Data for this task -
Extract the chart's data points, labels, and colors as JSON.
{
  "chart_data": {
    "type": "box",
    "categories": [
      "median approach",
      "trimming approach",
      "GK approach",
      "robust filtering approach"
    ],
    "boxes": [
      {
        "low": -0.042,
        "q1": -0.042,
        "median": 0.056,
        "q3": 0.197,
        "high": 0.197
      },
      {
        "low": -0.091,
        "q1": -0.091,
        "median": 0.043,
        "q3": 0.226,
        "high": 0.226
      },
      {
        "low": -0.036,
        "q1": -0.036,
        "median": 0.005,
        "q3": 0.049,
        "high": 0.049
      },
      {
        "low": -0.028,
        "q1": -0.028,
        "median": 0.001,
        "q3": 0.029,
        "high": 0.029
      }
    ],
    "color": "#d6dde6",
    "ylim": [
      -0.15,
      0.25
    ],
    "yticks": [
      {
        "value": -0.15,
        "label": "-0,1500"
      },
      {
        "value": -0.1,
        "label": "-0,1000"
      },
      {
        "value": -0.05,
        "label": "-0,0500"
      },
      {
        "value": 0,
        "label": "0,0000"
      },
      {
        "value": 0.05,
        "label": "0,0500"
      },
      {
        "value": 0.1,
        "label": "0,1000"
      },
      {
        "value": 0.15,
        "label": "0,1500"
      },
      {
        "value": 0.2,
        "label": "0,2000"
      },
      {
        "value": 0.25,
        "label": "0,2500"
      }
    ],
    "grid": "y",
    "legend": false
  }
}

What this task involves - Across the entries above, how many lines contain "median"? Provide only the count.

Reply to the task - 5